Short task: In the entries that follow, count each line containing "法律法规" and state the total, nothing more.

— begin Extracted data —

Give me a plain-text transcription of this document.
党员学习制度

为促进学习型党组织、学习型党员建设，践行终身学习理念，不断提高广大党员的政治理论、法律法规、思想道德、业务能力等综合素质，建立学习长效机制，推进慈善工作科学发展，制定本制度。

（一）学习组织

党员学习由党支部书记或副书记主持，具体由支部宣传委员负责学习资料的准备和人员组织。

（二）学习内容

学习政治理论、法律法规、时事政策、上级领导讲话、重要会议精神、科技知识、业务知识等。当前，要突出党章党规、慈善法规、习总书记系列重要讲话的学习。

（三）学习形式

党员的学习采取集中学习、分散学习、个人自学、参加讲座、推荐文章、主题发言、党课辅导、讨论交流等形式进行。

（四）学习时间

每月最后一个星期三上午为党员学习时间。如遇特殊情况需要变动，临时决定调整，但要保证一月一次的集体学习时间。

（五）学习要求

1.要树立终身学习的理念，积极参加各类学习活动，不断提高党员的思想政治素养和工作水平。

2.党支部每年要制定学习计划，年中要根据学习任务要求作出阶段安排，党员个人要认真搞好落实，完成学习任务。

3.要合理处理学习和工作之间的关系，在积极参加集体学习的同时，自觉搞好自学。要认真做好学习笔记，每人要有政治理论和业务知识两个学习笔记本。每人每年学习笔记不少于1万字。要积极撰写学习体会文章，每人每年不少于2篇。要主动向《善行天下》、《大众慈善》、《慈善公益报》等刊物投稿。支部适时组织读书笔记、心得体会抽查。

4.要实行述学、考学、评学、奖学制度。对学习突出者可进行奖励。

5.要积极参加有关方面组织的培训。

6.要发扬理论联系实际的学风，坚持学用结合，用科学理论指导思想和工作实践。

— end Extracted data —

Written response: 2